- [Challenge]: Search the records for "JSON" and copy each line that holds it.

- [Extracted records]:
— start —

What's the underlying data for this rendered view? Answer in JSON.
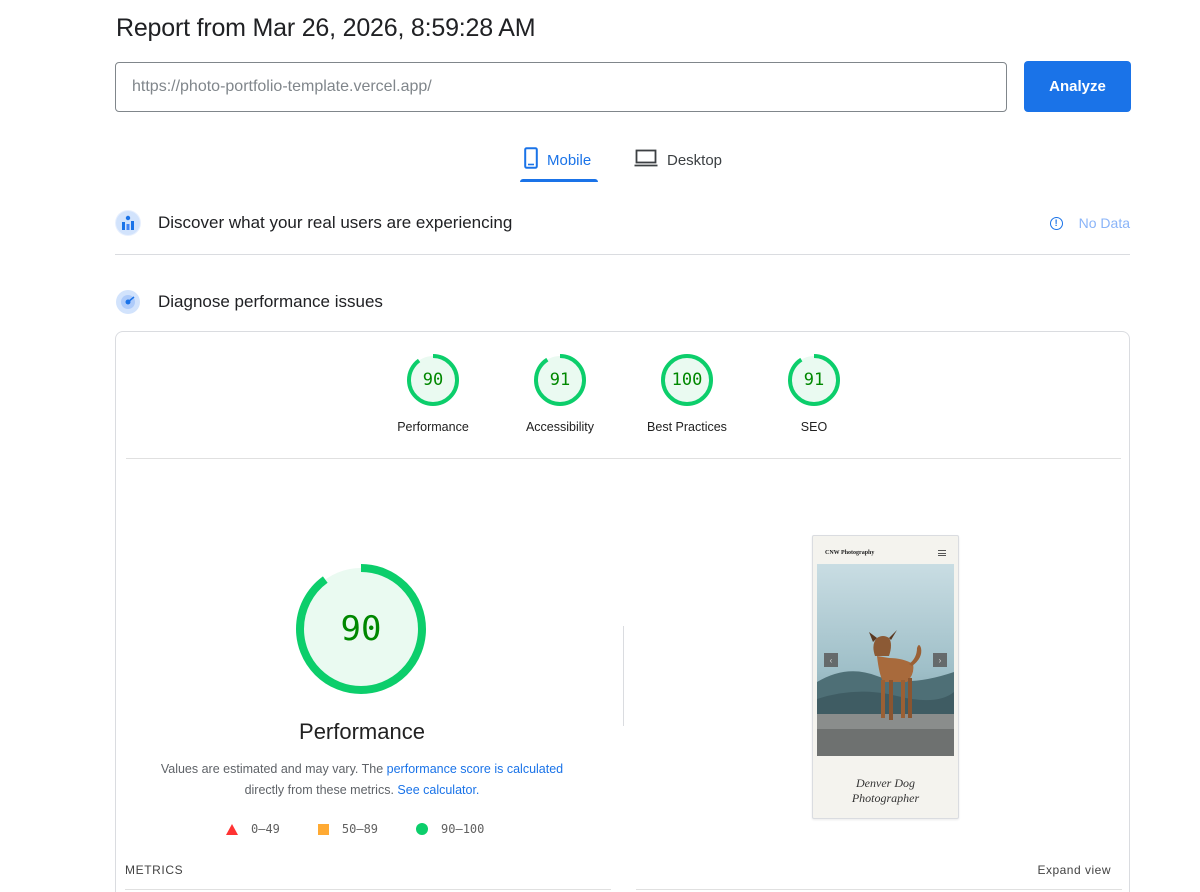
{
  "header": {
    "title": "Report from Mar 26, 2026, 8:59:28 AM"
  },
  "url_bar": {
    "placeholder": "https://photo-portfolio-template.vercel.app/",
    "analyze_label": "Analyze"
  },
  "device_tabs": [
    {
      "label": "Mobile",
      "icon": "phone-icon",
      "selected": true
    },
    {
      "label": "Desktop",
      "icon": "laptop-icon",
      "selected": false
    }
  ],
  "discover": {
    "heading": "Discover what your real users are experiencing",
    "status": "No Data",
    "icon": "field-data-icon"
  },
  "diagnose": {
    "heading": "Diagnose performance issues",
    "icon": "lab-data-icon"
  },
  "scores": [
    {
      "label": "Performance",
      "value": 90
    },
    {
      "label": "Accessibility",
      "value": 91
    },
    {
      "label": "Best Practices",
      "value": 100
    },
    {
      "label": "SEO",
      "value": 91
    }
  ],
  "performance": {
    "score": 90,
    "title": "Performance",
    "desc_part1": "Values are estimated and may vary. The ",
    "desc_link1": "performance score is calculated",
    "desc_part2": " directly from these metrics. ",
    "desc_link2": "See calculator."
  },
  "legend": [
    {
      "range": "0–49",
      "shape": "triangle",
      "color": "#ff3333"
    },
    {
      "range": "50–89",
      "shape": "square",
      "color": "#ffaa33"
    },
    {
      "range": "90–100",
      "shape": "circle",
      "color": "#0cce6b"
    }
  ],
  "screenshot": {
    "site_name": "CNW Photography",
    "caption_line1": "Denver Dog",
    "caption_line2": "Photographer"
  },
  "metrics": {
    "label": "METRICS",
    "expand_label": "Expand view"
  },
  "colors": {
    "accent": "#1a73e8",
    "pass": "#0cce6b",
    "pass_text": "#008800",
    "pass_fill": "#eafaf1"
  }
}
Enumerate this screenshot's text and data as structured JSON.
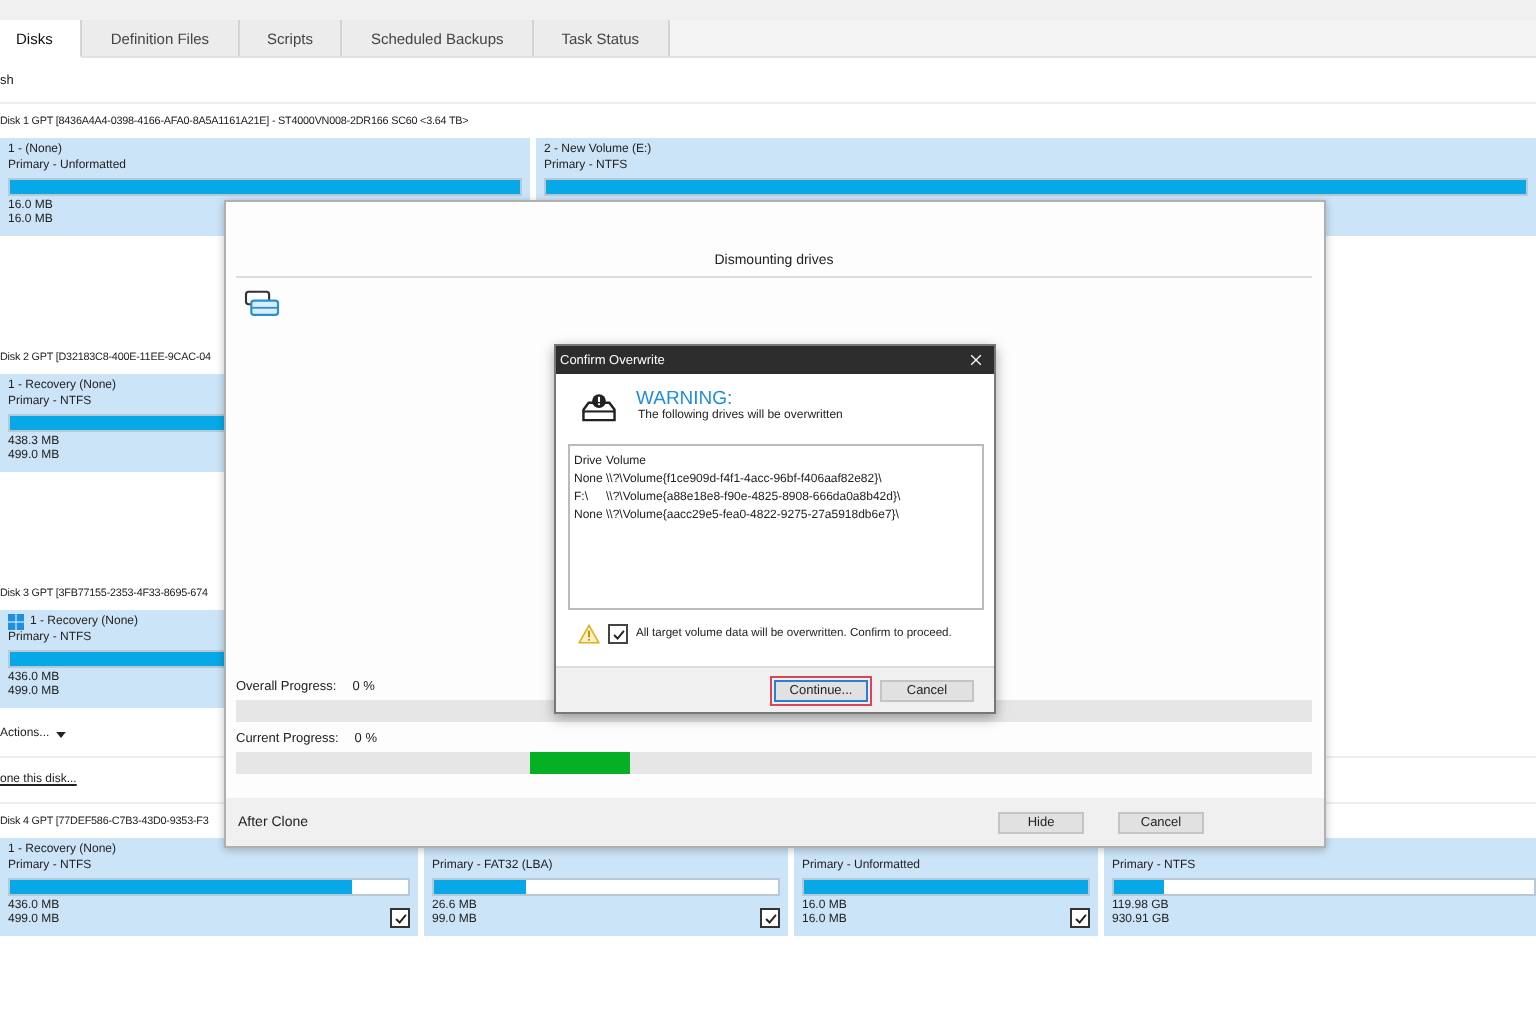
{
  "tabs": [
    {
      "label": "Disks",
      "selected": true
    },
    {
      "label": "Definition Files",
      "selected": false
    },
    {
      "label": "Scripts",
      "selected": false
    },
    {
      "label": "Scheduled Backups",
      "selected": false
    },
    {
      "label": "Task Status",
      "selected": false
    }
  ],
  "toolbar": {
    "refresh": "sh"
  },
  "disks": [
    {
      "header": "Disk 1 GPT [8436A4A4-0398-4166-AFA0-8A5A1161A21E] - ST4000VN008-2DR166 SC60  <3.64 TB>",
      "partitions": [
        {
          "name": "1 - (None)",
          "type": "Primary - Unformatted",
          "level": 1,
          "used": "16.0 MB",
          "total": "16.0 MB"
        },
        {
          "name": "2 - New Volume (E:)",
          "type": "Primary - NTFS",
          "level": 1
        }
      ]
    },
    {
      "header": "Disk 2 GPT [D32183C8-400E-11EE-9CAC-04",
      "partitions": [
        {
          "name": "1 - Recovery (None)",
          "type": "Primary - NTFS",
          "level": 0.88,
          "used": "438.3 MB",
          "total": "499.0 MB"
        }
      ]
    },
    {
      "header": "Disk 3 GPT [3FB77155-2353-4F33-8695-674",
      "partitions": [
        {
          "name": "1 - Recovery (None)",
          "system": true,
          "type": "Primary - NTFS",
          "level": 0.87,
          "used": "436.0 MB",
          "total": "499.0 MB"
        }
      ],
      "actions": "Actions...",
      "clone_link": "one this disk..."
    },
    {
      "header": "Disk 4 GPT [77DEF586-C7B3-43D0-9353-F3",
      "partitions": [
        {
          "name": "1 - Recovery (None)",
          "type": "Primary - NTFS",
          "level": 0.86,
          "used": "436.0 MB",
          "total": "499.0 MB",
          "checked": true
        },
        {
          "type": "Primary - FAT32 (LBA)",
          "level": 0.27,
          "used": "26.6 MB",
          "total": "99.0 MB",
          "checked": true
        },
        {
          "type": "Primary - Unformatted",
          "level": 1,
          "used": "16.0 MB",
          "total": "16.0 MB",
          "checked": true
        },
        {
          "type": "Primary - NTFS",
          "level": 0.12,
          "used": "119.98 GB",
          "total": "930.91 GB"
        }
      ]
    }
  ],
  "progress_dialog": {
    "heading": "Dismounting drives",
    "overall": {
      "label": "Overall Progress:",
      "value": "0 %",
      "level": 0
    },
    "current": {
      "label": "Current Progress:",
      "value": "0 %"
    },
    "after_clone": "After Clone",
    "buttons": [
      "Hide",
      "Cancel"
    ]
  },
  "confirm_dialog": {
    "title": "Confirm Overwrite",
    "warning": "WARNING:",
    "message": "The following drives will be overwritten",
    "columns": [
      "Drive",
      "Volume"
    ],
    "rows": [
      [
        "None",
        "\\\\?\\Volume{f1ce909d-f4f1-4acc-96bf-f406aaf82e82}\\"
      ],
      [
        "F:\\",
        "\\\\?\\Volume{a88e18e8-f90e-4825-8908-666da0a8b42d}\\"
      ],
      [
        "None",
        "\\\\?\\Volume{aacc29e5-fea0-4822-9275-27a5918db6e7}\\"
      ]
    ],
    "confirm_text": "All target volume data will be overwritten. Confirm to proceed.",
    "confirm_checked": true,
    "buttons": [
      {
        "label": "Continue...",
        "focused": true
      },
      {
        "label": "Cancel",
        "focused": false
      }
    ]
  }
}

— end —

- [Expected answer]:
What's the underlying data for this rendered view? Answer in JSON.
Enumerate this screenshot's text and data as structured JSON.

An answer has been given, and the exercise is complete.